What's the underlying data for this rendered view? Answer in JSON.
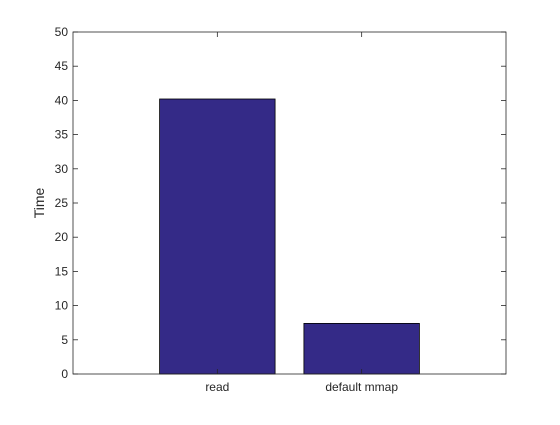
{
  "chart_data": {
    "type": "bar",
    "categories": [
      "read",
      "default mmap"
    ],
    "values": [
      40.2,
      7.4
    ],
    "title": "",
    "xlabel": "",
    "ylabel": "Time",
    "ylim": [
      0,
      50
    ],
    "yticks": [
      "0",
      "5",
      "10",
      "15",
      "20",
      "25",
      "30",
      "35",
      "40",
      "45",
      "50"
    ],
    "grid": false,
    "bar_color": "#342a87",
    "edge_color": "#000000"
  }
}
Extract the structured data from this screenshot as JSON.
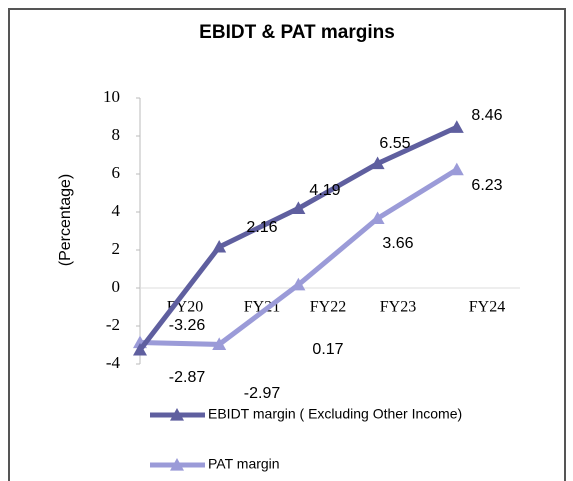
{
  "chart_data": {
    "type": "line",
    "title": "EBIDT & PAT margins",
    "y_label": "(Percentage)",
    "categories": [
      "FY20",
      "FY21",
      "FY22",
      "FY23",
      "FY24"
    ],
    "series": [
      {
        "name": "EBIDT margin ( Excluding Other Income)",
        "color": "#5f5f9f",
        "values": [
          -3.26,
          2.16,
          4.19,
          6.55,
          8.46
        ]
      },
      {
        "name": "PAT margin",
        "color": "#9b9bd8",
        "values": [
          -2.87,
          -2.97,
          0.17,
          3.66,
          6.23
        ]
      }
    ],
    "ylim": [
      -4,
      10
    ],
    "yticks": [
      -4,
      -2,
      0,
      2,
      4,
      6,
      8,
      10
    ]
  }
}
++++++++
* Requirement
The material above holds pictures; copy everything else in it exactly.

* The result
What's the underlying data for this rendered view? Answer in JSON.
{
  "chart_data": {
    "type": "bar",
    "categories": [
      "read",
      "default mmap"
    ],
    "values": [
      40.2,
      7.4
    ],
    "title": "",
    "xlabel": "",
    "ylabel": "Time",
    "ylim": [
      0,
      50
    ],
    "yticks": [
      "0",
      "5",
      "10",
      "15",
      "20",
      "25",
      "30",
      "35",
      "40",
      "45",
      "50"
    ],
    "grid": false,
    "bar_color": "#342a87",
    "edge_color": "#000000"
  }
}
Extract the structured data from this screenshot as JSON.
{
  "chart_data": {
    "type": "line",
    "title": "EBIDT & PAT margins",
    "y_label": "(Percentage)",
    "categories": [
      "FY20",
      "FY21",
      "FY22",
      "FY23",
      "FY24"
    ],
    "series": [
      {
        "name": "EBIDT margin ( Excluding Other Income)",
        "color": "#5f5f9f",
        "values": [
          -3.26,
          2.16,
          4.19,
          6.55,
          8.46
        ]
      },
      {
        "name": "PAT margin",
        "color": "#9b9bd8",
        "values": [
          -2.87,
          -2.97,
          0.17,
          3.66,
          6.23
        ]
      }
    ],
    "ylim": [
      -4,
      10
    ],
    "yticks": [
      -4,
      -2,
      0,
      2,
      4,
      6,
      8,
      10
    ]
  }
}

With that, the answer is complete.